Given exercise:
Restate the full set of records exactly, without adding or dropping a word.

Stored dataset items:
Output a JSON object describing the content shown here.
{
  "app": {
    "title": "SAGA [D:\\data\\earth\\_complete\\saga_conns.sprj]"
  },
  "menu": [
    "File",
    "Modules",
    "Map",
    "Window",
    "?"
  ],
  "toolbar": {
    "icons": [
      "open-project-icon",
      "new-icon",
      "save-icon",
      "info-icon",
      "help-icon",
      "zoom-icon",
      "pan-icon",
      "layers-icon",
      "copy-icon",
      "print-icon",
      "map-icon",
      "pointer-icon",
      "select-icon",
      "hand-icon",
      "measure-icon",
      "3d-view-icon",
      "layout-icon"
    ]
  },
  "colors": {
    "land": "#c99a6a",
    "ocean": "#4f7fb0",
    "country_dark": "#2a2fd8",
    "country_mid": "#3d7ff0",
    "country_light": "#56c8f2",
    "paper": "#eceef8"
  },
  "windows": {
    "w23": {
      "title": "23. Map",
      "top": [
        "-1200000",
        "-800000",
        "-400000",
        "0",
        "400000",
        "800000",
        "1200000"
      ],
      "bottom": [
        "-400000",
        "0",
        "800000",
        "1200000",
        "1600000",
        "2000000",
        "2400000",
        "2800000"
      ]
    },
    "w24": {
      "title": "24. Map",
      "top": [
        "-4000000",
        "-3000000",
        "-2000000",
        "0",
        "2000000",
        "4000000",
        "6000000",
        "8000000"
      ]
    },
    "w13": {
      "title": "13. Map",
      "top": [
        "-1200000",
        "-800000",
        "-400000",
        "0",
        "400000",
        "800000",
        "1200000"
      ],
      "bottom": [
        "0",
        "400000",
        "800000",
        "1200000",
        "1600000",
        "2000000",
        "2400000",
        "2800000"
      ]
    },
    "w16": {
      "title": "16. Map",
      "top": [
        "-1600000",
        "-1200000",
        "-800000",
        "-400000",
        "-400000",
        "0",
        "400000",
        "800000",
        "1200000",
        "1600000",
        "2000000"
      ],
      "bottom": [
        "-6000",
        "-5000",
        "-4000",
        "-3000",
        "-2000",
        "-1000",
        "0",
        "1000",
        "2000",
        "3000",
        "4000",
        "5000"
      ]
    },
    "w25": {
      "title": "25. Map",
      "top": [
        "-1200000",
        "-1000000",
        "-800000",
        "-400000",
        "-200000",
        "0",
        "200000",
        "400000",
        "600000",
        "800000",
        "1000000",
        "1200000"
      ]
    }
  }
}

Solved exercise:
Output a JSON object describing the content shown here.
{
  "app": {
    "title": "SAGA [D:\\data\\earth\\_complete\\saga_conns.sprj]"
  },
  "menu": [
    "File",
    "Modules",
    "Map",
    "Window",
    "?"
  ],
  "toolbar": {
    "icons": [
      "open-project-icon",
      "new-icon",
      "save-icon",
      "info-icon",
      "help-icon",
      "zoom-icon",
      "pan-icon",
      "layers-icon",
      "copy-icon",
      "print-icon",
      "map-icon",
      "pointer-icon",
      "select-icon",
      "hand-icon",
      "measure-icon",
      "3d-view-icon",
      "layout-icon"
    ]
  },
  "colors": {
    "land": "#c99a6a",
    "ocean": "#4f7fb0",
    "country_dark": "#2a2fd8",
    "country_mid": "#3d7ff0",
    "country_light": "#56c8f2",
    "paper": "#eceef8"
  },
  "windows": {
    "w23": {
      "title": "23. Map",
      "top": [
        "-1200000",
        "-800000",
        "-400000",
        "0",
        "400000",
        "800000",
        "1200000"
      ],
      "bottom": [
        "-400000",
        "0",
        "800000",
        "1200000",
        "1600000",
        "2000000",
        "2400000",
        "2800000"
      ]
    },
    "w24": {
      "title": "24. Map",
      "top": [
        "-4000000",
        "-3000000",
        "-2000000",
        "0",
        "2000000",
        "4000000",
        "6000000",
        "8000000"
      ]
    },
    "w13": {
      "title": "13. Map",
      "top": [
        "-1200000",
        "-800000",
        "-400000",
        "0",
        "400000",
        "800000",
        "1200000"
      ],
      "bottom": [
        "0",
        "400000",
        "800000",
        "1200000",
        "1600000",
        "2000000",
        "2400000",
        "2800000"
      ]
    },
    "w16": {
      "title": "16. Map",
      "top": [
        "-1600000",
        "-1200000",
        "-800000",
        "-400000",
        "-400000",
        "0",
        "400000",
        "800000",
        "1200000",
        "1600000",
        "2000000"
      ],
      "bottom": [
        "-6000",
        "-5000",
        "-4000",
        "-3000",
        "-2000",
        "-1000",
        "0",
        "1000",
        "2000",
        "3000",
        "4000",
        "5000"
      ]
    },
    "w25": {
      "title": "25. Map",
      "top": [
        "-1200000",
        "-1000000",
        "-800000",
        "-400000",
        "-200000",
        "0",
        "200000",
        "400000",
        "600000",
        "800000",
        "1000000",
        "1200000"
      ]
    }
  }
}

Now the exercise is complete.